>> Start Input data

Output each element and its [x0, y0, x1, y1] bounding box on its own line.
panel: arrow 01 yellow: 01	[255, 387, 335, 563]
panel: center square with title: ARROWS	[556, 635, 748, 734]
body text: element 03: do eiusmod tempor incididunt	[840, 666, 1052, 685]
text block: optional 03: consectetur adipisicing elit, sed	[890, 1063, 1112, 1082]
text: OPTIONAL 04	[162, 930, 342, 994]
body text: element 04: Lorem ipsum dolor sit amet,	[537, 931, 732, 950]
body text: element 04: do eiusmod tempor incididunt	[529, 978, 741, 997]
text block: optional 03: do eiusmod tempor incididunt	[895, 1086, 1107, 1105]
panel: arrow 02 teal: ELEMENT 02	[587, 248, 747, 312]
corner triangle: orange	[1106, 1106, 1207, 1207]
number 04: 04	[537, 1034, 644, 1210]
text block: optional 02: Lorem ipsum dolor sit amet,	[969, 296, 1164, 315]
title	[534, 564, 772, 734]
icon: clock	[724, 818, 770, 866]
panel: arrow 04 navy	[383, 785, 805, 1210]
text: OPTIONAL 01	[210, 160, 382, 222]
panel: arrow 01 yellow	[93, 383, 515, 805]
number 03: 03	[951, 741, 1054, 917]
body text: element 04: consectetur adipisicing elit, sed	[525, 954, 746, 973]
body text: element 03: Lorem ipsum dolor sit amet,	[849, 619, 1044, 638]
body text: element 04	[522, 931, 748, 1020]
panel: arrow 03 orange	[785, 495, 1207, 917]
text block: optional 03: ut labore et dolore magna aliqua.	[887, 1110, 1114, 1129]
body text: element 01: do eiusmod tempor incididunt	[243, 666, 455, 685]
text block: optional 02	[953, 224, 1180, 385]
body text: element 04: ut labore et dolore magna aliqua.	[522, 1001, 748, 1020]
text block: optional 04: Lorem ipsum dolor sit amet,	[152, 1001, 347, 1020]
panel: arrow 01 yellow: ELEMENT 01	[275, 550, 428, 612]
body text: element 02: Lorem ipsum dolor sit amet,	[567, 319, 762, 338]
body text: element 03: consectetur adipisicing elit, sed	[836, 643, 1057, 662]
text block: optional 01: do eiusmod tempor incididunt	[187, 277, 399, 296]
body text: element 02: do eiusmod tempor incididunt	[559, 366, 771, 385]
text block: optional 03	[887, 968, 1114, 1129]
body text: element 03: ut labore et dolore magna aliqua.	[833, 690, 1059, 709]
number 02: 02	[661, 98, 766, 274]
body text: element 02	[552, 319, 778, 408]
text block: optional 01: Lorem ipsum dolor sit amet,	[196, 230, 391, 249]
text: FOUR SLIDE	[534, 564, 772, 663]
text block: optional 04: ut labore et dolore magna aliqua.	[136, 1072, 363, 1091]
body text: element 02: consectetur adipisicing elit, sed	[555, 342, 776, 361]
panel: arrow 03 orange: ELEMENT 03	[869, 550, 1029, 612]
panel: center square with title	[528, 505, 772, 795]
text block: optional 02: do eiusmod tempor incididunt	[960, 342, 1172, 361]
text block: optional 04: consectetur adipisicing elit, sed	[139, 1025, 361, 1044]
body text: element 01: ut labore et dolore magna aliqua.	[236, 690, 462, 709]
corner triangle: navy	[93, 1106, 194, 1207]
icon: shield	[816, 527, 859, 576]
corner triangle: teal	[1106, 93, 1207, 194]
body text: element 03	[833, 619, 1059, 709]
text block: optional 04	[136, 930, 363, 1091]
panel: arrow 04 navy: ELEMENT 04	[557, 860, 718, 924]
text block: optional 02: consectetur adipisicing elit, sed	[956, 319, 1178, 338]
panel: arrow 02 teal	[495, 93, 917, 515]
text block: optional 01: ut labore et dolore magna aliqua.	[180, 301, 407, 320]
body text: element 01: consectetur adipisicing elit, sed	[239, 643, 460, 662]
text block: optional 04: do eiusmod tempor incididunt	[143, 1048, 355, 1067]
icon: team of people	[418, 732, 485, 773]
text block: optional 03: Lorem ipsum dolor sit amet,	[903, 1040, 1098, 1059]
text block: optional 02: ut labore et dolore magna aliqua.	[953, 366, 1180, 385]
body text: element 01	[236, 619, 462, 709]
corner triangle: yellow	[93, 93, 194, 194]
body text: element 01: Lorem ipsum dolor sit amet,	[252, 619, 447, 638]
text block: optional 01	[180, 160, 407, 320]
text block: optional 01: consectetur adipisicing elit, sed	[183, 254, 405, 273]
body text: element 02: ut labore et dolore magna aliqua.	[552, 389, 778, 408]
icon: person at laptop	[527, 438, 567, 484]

>> End Input data

**Your objective:** Return every line of the records above word for word and in their original order, leaving none out.

**Solution below:**
Output each element and its [x0, y0, x1, y1] bounding box on its own line.
panel: arrow 01 yellow: 01	[255, 387, 335, 563]
panel: center square with title: ARROWS	[556, 635, 748, 734]
body text: element 03: do eiusmod tempor incididunt	[840, 666, 1052, 685]
text block: optional 03: consectetur adipisicing elit, sed	[890, 1063, 1112, 1082]
text: OPTIONAL 04	[162, 930, 342, 994]
body text: element 04: Lorem ipsum dolor sit amet,	[537, 931, 732, 950]
body text: element 04: do eiusmod tempor incididunt	[529, 978, 741, 997]
text block: optional 03: do eiusmod tempor incididunt	[895, 1086, 1107, 1105]
panel: arrow 02 teal: ELEMENT 02	[587, 248, 747, 312]
corner triangle: orange	[1106, 1106, 1207, 1207]
number 04: 04	[537, 1034, 644, 1210]
text block: optional 02: Lorem ipsum dolor sit amet,	[969, 296, 1164, 315]
title	[534, 564, 772, 734]
icon: clock	[724, 818, 770, 866]
panel: arrow 04 navy	[383, 785, 805, 1210]
text: OPTIONAL 01	[210, 160, 382, 222]
panel: arrow 01 yellow	[93, 383, 515, 805]
number 03: 03	[951, 741, 1054, 917]
body text: element 04: consectetur adipisicing elit, sed	[525, 954, 746, 973]
body text: element 03: Lorem ipsum dolor sit amet,	[849, 619, 1044, 638]
body text: element 04	[522, 931, 748, 1020]
panel: arrow 03 orange	[785, 495, 1207, 917]
text block: optional 03: ut labore et dolore magna aliqua.	[887, 1110, 1114, 1129]
body text: element 01: do eiusmod tempor incididunt	[243, 666, 455, 685]
text block: optional 02	[953, 224, 1180, 385]
body text: element 04: ut labore et dolore magna aliqua.	[522, 1001, 748, 1020]
text block: optional 04: Lorem ipsum dolor sit amet,	[152, 1001, 347, 1020]
panel: arrow 01 yellow: ELEMENT 01	[275, 550, 428, 612]
body text: element 02: Lorem ipsum dolor sit amet,	[567, 319, 762, 338]
body text: element 03: consectetur adipisicing elit, sed	[836, 643, 1057, 662]
text block: optional 01: do eiusmod tempor incididunt	[187, 277, 399, 296]
body text: element 02: do eiusmod tempor incididunt	[559, 366, 771, 385]
text block: optional 03	[887, 968, 1114, 1129]
body text: element 03: ut labore et dolore magna aliqua.	[833, 690, 1059, 709]
number 02: 02	[661, 98, 766, 274]
body text: element 02	[552, 319, 778, 408]
text block: optional 01: Lorem ipsum dolor sit amet,	[196, 230, 391, 249]
text: FOUR SLIDE	[534, 564, 772, 663]
text block: optional 04: ut labore et dolore magna aliqua.	[136, 1072, 363, 1091]
body text: element 02: consectetur adipisicing elit, sed	[555, 342, 776, 361]
panel: arrow 03 orange: ELEMENT 03	[869, 550, 1029, 612]
panel: center square with title	[528, 505, 772, 795]
text block: optional 02: do eiusmod tempor incididunt	[960, 342, 1172, 361]
text block: optional 04: consectetur adipisicing elit, sed	[139, 1025, 361, 1044]
body text: element 01: ut labore et dolore magna aliqua.	[236, 690, 462, 709]
corner triangle: navy	[93, 1106, 194, 1207]
icon: shield	[816, 527, 859, 576]
corner triangle: teal	[1106, 93, 1207, 194]
body text: element 03	[833, 619, 1059, 709]
text block: optional 04	[136, 930, 363, 1091]
panel: arrow 04 navy: ELEMENT 04	[557, 860, 718, 924]
text block: optional 02: consectetur adipisicing elit, sed	[956, 319, 1178, 338]
panel: arrow 02 teal	[495, 93, 917, 515]
text block: optional 01: ut labore et dolore magna aliqua.	[180, 301, 407, 320]
body text: element 01: consectetur adipisicing elit, sed	[239, 643, 460, 662]
text block: optional 04: do eiusmod tempor incididunt	[143, 1048, 355, 1067]
icon: team of people	[418, 732, 485, 773]
text block: optional 03: Lorem ipsum dolor sit amet,	[903, 1040, 1098, 1059]
text block: optional 02: ut labore et dolore magna aliqua.	[953, 366, 1180, 385]
body text: element 01	[236, 619, 462, 709]
corner triangle: yellow	[93, 93, 194, 194]
body text: element 01: Lorem ipsum dolor sit amet,	[252, 619, 447, 638]
text block: optional 01	[180, 160, 407, 320]
text block: optional 01: consectetur adipisicing elit, sed	[183, 254, 405, 273]
body text: element 02: ut labore et dolore magna aliqua.	[552, 389, 778, 408]
icon: person at laptop	[527, 438, 567, 484]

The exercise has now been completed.